======== Data records

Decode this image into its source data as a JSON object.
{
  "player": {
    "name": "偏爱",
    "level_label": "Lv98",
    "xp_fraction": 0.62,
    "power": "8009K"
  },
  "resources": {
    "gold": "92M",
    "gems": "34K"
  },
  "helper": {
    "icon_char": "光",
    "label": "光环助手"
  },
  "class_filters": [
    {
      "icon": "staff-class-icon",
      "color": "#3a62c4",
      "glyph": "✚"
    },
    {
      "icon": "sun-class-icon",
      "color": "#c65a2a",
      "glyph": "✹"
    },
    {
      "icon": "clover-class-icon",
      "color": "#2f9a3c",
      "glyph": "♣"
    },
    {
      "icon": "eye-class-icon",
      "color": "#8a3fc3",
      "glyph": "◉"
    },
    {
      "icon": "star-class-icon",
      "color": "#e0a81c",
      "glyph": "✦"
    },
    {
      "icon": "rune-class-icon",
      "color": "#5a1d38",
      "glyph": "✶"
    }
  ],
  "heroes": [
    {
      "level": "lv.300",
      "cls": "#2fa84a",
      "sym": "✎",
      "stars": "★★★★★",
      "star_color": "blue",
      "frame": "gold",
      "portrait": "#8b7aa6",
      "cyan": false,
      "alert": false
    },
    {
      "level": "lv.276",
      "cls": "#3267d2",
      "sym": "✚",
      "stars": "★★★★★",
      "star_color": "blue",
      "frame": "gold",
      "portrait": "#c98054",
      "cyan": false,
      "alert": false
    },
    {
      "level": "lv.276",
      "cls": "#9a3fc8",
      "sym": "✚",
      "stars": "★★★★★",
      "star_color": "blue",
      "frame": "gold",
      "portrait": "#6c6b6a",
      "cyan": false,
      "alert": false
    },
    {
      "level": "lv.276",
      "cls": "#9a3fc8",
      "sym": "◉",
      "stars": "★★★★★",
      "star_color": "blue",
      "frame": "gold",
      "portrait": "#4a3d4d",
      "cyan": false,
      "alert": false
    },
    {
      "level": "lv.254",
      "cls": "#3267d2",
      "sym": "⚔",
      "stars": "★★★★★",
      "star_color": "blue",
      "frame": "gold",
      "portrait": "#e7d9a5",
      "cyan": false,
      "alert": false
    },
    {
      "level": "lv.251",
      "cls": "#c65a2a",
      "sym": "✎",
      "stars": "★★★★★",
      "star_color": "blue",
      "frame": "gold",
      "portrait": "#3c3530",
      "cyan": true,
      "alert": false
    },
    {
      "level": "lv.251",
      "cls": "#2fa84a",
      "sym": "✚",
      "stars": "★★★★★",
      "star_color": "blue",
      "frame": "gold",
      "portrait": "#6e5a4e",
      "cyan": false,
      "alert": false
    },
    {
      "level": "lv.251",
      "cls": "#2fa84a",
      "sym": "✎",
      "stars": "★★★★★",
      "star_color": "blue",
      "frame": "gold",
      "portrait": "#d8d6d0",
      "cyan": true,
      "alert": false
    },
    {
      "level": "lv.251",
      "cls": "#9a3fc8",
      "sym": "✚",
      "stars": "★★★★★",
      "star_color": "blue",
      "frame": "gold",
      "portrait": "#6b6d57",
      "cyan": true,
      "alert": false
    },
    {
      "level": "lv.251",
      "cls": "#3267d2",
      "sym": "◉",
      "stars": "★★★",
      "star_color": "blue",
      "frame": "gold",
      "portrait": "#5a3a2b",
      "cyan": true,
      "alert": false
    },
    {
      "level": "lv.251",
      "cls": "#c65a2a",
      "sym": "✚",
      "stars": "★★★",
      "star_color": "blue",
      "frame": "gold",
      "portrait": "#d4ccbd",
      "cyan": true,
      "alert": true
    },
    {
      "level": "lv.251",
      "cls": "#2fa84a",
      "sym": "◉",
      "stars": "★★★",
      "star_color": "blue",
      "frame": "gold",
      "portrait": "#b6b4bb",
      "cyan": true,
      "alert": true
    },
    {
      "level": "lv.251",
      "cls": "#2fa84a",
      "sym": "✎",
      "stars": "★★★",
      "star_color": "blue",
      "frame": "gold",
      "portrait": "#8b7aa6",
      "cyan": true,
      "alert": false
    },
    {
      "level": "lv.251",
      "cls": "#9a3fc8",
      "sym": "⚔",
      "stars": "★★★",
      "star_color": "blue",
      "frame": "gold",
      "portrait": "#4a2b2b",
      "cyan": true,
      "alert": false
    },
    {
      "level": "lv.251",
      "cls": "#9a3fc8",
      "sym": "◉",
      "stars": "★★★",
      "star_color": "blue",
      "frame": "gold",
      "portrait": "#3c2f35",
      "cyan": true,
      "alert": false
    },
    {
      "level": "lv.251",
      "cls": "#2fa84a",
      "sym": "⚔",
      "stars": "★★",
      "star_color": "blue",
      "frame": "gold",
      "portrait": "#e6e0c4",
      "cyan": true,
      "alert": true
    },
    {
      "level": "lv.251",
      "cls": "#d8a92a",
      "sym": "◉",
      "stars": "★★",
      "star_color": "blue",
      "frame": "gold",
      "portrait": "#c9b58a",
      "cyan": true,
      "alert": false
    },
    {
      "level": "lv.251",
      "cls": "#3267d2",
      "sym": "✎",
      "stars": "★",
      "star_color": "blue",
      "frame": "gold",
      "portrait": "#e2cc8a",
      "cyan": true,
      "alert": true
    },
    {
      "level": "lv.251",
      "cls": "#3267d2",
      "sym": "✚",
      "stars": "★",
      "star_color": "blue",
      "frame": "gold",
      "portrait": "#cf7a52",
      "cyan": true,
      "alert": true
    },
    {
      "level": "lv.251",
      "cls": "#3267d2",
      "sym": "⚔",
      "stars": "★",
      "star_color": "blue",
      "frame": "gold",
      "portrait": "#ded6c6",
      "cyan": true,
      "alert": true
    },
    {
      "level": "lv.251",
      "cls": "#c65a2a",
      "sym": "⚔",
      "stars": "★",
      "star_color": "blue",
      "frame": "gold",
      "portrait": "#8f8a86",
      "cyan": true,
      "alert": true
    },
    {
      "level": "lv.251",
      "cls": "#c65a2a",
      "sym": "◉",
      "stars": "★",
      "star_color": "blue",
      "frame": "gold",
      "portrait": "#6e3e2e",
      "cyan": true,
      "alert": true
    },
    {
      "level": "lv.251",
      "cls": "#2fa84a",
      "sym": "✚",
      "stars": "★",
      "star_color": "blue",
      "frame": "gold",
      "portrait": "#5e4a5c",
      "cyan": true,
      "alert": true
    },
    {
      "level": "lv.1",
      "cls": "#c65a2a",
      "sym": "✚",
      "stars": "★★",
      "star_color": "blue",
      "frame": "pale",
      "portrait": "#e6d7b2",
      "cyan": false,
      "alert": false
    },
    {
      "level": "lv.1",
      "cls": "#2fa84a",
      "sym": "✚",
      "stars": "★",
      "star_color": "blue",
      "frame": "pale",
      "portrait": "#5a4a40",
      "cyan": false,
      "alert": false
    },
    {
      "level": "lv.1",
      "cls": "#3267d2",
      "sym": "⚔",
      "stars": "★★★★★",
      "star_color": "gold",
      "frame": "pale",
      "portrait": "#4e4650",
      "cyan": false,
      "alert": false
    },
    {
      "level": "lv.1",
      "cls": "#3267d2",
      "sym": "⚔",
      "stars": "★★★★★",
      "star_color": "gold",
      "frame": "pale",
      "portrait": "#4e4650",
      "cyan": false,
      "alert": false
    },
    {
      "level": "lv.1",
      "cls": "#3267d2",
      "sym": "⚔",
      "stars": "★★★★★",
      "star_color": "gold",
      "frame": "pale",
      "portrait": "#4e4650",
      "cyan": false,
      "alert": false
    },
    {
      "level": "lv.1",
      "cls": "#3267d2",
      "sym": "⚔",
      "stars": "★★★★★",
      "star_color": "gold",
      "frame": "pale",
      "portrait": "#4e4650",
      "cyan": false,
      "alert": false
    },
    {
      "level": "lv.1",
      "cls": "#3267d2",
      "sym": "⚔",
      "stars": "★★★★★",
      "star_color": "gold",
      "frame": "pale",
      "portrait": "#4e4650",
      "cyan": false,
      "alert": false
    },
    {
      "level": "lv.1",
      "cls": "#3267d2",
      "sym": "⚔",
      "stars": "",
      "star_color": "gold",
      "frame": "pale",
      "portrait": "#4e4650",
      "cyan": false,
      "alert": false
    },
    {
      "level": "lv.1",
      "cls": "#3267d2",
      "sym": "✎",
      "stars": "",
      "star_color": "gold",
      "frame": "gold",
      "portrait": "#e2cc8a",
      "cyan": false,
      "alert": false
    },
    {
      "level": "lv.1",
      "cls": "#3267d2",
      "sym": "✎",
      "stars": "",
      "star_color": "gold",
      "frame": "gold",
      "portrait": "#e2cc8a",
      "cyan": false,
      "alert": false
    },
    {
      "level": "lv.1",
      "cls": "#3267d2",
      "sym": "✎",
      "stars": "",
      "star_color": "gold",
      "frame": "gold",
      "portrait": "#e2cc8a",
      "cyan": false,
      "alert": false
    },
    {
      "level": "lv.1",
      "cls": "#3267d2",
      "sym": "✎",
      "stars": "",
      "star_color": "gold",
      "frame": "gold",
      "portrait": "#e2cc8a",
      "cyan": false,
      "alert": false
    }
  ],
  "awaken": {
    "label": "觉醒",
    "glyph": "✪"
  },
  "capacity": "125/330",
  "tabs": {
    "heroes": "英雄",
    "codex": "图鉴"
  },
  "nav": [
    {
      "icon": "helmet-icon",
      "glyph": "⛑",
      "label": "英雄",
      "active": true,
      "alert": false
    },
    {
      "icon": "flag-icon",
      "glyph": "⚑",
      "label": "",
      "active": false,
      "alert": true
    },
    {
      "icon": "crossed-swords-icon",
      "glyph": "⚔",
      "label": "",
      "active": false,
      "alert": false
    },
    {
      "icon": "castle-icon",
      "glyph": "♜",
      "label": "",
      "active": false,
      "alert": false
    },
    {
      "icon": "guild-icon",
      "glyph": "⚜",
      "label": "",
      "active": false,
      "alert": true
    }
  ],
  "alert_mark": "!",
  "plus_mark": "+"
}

================

Check each line of the entries above, and show every one holding the word "glyph".

      "glyph": "✚"
      "glyph": "✹"
      "glyph": "♣"
      "glyph": "◉"
      "glyph": "✦"
      "glyph": "✶"
    "glyph": "✪"
      "glyph": "⛑",
      "glyph": "⚑",
      "glyph": "⚔",
      "glyph": "♜",
      "glyph": "⚜",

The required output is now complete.